Please give the listing again in its entirety, exactly as written.

**** DATA SHOWN ****

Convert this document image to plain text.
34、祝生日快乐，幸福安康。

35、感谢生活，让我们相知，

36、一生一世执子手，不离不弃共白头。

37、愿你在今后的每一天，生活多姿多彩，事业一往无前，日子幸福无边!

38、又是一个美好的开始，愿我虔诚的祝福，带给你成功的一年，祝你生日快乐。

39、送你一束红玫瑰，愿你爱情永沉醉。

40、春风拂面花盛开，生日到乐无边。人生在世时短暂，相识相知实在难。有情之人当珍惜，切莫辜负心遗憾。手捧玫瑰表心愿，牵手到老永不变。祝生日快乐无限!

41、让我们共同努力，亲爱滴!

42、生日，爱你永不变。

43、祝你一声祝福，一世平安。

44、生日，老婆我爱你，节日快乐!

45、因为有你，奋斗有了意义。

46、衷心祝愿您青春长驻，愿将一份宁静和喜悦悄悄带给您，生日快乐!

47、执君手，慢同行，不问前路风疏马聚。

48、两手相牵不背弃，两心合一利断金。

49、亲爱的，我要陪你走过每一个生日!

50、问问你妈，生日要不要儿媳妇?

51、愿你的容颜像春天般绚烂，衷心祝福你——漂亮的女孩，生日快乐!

****

▶ FULL OUTPUT:
Convert this document image to plain text.
34、祝生日快乐，幸福安康。

35、感谢生活，让我们相知，

36、一生一世执子手，不离不弃共白头。

37、愿你在今后的每一天，生活多姿多彩，事业一往无前，日子幸福无边!

38、又是一个美好的开始，愿我虔诚的祝福，带给你成功的一年，祝你生日快乐。

39、送你一束红玫瑰，愿你爱情永沉醉。

40、春风拂面花盛开，生日到乐无边。人生在世时短暂，相识相知实在难。有情之人当珍惜，切莫辜负心遗憾。手捧玫瑰表心愿，牵手到老永不变。祝生日快乐无限!

41、让我们共同努力，亲爱滴!

42、生日，爱你永不变。

43、祝你一声祝福，一世平安。

44、生日，老婆我爱你，节日快乐!

45、因为有你，奋斗有了意义。

46、衷心祝愿您青春长驻，愿将一份宁静和喜悦悄悄带给您，生日快乐!

47、执君手，慢同行，不问前路风疏马聚。

48、两手相牵不背弃，两心合一利断金。

49、亲爱的，我要陪你走过每一个生日!

50、问问你妈，生日要不要儿媳妇?

51、愿你的容颜像春天般绚烂，衷心祝福你——漂亮的女孩，生日快乐!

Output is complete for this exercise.